Task details: Take the material below and write it all out again exactly.

--- START Entries supplied ---

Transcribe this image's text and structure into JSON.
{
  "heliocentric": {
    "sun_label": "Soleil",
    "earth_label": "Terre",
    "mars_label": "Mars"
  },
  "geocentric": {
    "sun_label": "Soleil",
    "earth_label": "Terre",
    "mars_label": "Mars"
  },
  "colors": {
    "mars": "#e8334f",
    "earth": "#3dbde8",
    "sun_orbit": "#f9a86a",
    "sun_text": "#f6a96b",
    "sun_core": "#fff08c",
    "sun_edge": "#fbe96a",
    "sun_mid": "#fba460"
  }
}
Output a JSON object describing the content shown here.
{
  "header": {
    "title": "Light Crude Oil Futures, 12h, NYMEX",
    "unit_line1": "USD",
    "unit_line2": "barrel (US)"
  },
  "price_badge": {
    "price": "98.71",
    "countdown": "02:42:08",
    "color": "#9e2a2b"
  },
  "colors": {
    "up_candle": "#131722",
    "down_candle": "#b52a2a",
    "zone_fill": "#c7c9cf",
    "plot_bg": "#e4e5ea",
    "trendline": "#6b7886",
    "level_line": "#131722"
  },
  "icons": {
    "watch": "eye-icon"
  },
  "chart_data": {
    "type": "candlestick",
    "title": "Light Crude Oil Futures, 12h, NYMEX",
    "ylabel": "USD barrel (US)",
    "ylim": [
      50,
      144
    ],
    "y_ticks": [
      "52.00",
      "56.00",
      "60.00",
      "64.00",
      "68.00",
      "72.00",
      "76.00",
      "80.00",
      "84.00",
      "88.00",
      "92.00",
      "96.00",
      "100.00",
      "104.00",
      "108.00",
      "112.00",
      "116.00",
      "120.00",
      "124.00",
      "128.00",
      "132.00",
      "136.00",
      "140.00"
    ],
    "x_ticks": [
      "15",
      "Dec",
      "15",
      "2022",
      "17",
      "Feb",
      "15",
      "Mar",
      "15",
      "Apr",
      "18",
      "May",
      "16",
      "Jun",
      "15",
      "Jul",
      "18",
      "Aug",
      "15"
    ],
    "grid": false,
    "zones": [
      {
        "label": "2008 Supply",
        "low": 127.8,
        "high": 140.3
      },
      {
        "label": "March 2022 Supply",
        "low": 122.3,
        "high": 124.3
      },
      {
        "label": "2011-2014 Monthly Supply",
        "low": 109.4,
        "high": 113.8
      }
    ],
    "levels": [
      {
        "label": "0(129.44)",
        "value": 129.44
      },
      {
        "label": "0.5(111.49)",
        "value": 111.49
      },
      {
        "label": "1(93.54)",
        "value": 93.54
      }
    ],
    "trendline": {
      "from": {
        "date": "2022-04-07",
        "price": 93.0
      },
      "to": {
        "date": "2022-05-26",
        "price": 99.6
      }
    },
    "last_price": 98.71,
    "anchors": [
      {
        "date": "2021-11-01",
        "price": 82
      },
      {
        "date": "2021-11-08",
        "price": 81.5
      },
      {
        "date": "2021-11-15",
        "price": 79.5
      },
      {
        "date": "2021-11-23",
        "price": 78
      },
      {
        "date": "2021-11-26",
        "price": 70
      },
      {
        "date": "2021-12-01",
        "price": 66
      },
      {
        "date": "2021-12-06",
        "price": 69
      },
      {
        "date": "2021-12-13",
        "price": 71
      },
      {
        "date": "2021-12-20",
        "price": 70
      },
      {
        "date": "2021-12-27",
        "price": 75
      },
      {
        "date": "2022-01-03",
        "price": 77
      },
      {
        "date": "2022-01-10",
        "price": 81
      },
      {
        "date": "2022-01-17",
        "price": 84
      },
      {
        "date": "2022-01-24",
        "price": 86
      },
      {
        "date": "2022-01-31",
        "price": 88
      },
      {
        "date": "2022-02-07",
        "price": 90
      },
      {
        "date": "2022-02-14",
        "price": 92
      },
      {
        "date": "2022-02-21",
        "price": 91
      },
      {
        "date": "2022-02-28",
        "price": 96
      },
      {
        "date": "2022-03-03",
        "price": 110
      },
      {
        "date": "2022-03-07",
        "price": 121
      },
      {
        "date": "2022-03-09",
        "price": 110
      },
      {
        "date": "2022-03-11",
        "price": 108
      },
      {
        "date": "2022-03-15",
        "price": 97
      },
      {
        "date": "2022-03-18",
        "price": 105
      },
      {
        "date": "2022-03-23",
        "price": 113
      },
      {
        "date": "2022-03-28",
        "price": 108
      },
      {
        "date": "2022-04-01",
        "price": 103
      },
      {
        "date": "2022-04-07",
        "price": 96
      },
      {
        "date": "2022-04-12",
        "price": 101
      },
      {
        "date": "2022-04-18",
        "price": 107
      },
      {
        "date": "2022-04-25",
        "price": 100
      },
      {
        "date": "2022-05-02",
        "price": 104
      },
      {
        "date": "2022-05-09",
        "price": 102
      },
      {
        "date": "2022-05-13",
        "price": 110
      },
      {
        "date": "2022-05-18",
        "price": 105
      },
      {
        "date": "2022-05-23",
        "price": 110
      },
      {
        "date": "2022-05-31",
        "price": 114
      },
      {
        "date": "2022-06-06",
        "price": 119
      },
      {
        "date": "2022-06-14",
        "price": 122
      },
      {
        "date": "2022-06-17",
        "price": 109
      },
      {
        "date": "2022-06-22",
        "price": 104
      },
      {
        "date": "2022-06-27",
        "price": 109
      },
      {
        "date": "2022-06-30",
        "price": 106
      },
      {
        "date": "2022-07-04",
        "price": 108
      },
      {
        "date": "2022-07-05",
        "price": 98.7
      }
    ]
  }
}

--- END Entries supplied ---

Written solution:
Transcribe this image's text and structure into JSON.
{
  "heliocentric": {
    "sun_label": "Soleil",
    "earth_label": "Terre",
    "mars_label": "Mars"
  },
  "geocentric": {
    "sun_label": "Soleil",
    "earth_label": "Terre",
    "mars_label": "Mars"
  },
  "colors": {
    "mars": "#e8334f",
    "earth": "#3dbde8",
    "sun_orbit": "#f9a86a",
    "sun_text": "#f6a96b",
    "sun_core": "#fff08c",
    "sun_edge": "#fbe96a",
    "sun_mid": "#fba460"
  }
}
Output a JSON object describing the content shown here.
{
  "header": {
    "title": "Light Crude Oil Futures, 12h, NYMEX",
    "unit_line1": "USD",
    "unit_line2": "barrel (US)"
  },
  "price_badge": {
    "price": "98.71",
    "countdown": "02:42:08",
    "color": "#9e2a2b"
  },
  "colors": {
    "up_candle": "#131722",
    "down_candle": "#b52a2a",
    "zone_fill": "#c7c9cf",
    "plot_bg": "#e4e5ea",
    "trendline": "#6b7886",
    "level_line": "#131722"
  },
  "icons": {
    "watch": "eye-icon"
  },
  "chart_data": {
    "type": "candlestick",
    "title": "Light Crude Oil Futures, 12h, NYMEX",
    "ylabel": "USD barrel (US)",
    "ylim": [
      50,
      144
    ],
    "y_ticks": [
      "52.00",
      "56.00",
      "60.00",
      "64.00",
      "68.00",
      "72.00",
      "76.00",
      "80.00",
      "84.00",
      "88.00",
      "92.00",
      "96.00",
      "100.00",
      "104.00",
      "108.00",
      "112.00",
      "116.00",
      "120.00",
      "124.00",
      "128.00",
      "132.00",
      "136.00",
      "140.00"
    ],
    "x_ticks": [
      "15",
      "Dec",
      "15",
      "2022",
      "17",
      "Feb",
      "15",
      "Mar",
      "15",
      "Apr",
      "18",
      "May",
      "16",
      "Jun",
      "15",
      "Jul",
      "18",
      "Aug",
      "15"
    ],
    "grid": false,
    "zones": [
      {
        "label": "2008 Supply",
        "low": 127.8,
        "high": 140.3
      },
      {
        "label": "March 2022 Supply",
        "low": 122.3,
        "high": 124.3
      },
      {
        "label": "2011-2014 Monthly Supply",
        "low": 109.4,
        "high": 113.8
      }
    ],
    "levels": [
      {
        "label": "0(129.44)",
        "value": 129.44
      },
      {
        "label": "0.5(111.49)",
        "value": 111.49
      },
      {
        "label": "1(93.54)",
        "value": 93.54
      }
    ],
    "trendline": {
      "from": {
        "date": "2022-04-07",
        "price": 93.0
      },
      "to": {
        "date": "2022-05-26",
        "price": 99.6
      }
    },
    "last_price": 98.71,
    "anchors": [
      {
        "date": "2021-11-01",
        "price": 82
      },
      {
        "date": "2021-11-08",
        "price": 81.5
      },
      {
        "date": "2021-11-15",
        "price": 79.5
      },
      {
        "date": "2021-11-23",
        "price": 78
      },
      {
        "date": "2021-11-26",
        "price": 70
      },
      {
        "date": "2021-12-01",
        "price": 66
      },
      {
        "date": "2021-12-06",
        "price": 69
      },
      {
        "date": "2021-12-13",
        "price": 71
      },
      {
        "date": "2021-12-20",
        "price": 70
      },
      {
        "date": "2021-12-27",
        "price": 75
      },
      {
        "date": "2022-01-03",
        "price": 77
      },
      {
        "date": "2022-01-10",
        "price": 81
      },
      {
        "date": "2022-01-17",
        "price": 84
      },
      {
        "date": "2022-01-24",
        "price": 86
      },
      {
        "date": "2022-01-31",
        "price": 88
      },
      {
        "date": "2022-02-07",
        "price": 90
      },
      {
        "date": "2022-02-14",
        "price": 92
      },
      {
        "date": "2022-02-21",
        "price": 91
      },
      {
        "date": "2022-02-28",
        "price": 96
      },
      {
        "date": "2022-03-03",
        "price": 110
      },
      {
        "date": "2022-03-07",
        "price": 121
      },
      {
        "date": "2022-03-09",
        "price": 110
      },
      {
        "date": "2022-03-11",
        "price": 108
      },
      {
        "date": "2022-03-15",
        "price": 97
      },
      {
        "date": "2022-03-18",
        "price": 105
      },
      {
        "date": "2022-03-23",
        "price": 113
      },
      {
        "date": "2022-03-28",
        "price": 108
      },
      {
        "date": "2022-04-01",
        "price": 103
      },
      {
        "date": "2022-04-07",
        "price": 96
      },
      {
        "date": "2022-04-12",
        "price": 101
      },
      {
        "date": "2022-04-18",
        "price": 107
      },
      {
        "date": "2022-04-25",
        "price": 100
      },
      {
        "date": "2022-05-02",
        "price": 104
      },
      {
        "date": "2022-05-09",
        "price": 102
      },
      {
        "date": "2022-05-13",
        "price": 110
      },
      {
        "date": "2022-05-18",
        "price": 105
      },
      {
        "date": "2022-05-23",
        "price": 110
      },
      {
        "date": "2022-05-31",
        "price": 114
      },
      {
        "date": "2022-06-06",
        "price": 119
      },
      {
        "date": "2022-06-14",
        "price": 122
      },
      {
        "date": "2022-06-17",
        "price": 109
      },
      {
        "date": "2022-06-22",
        "price": 104
      },
      {
        "date": "2022-06-27",
        "price": 109
      },
      {
        "date": "2022-06-30",
        "price": 106
      },
      {
        "date": "2022-07-04",
        "price": 108
      },
      {
        "date": "2022-07-05",
        "price": 98.7
      }
    ]
  }
}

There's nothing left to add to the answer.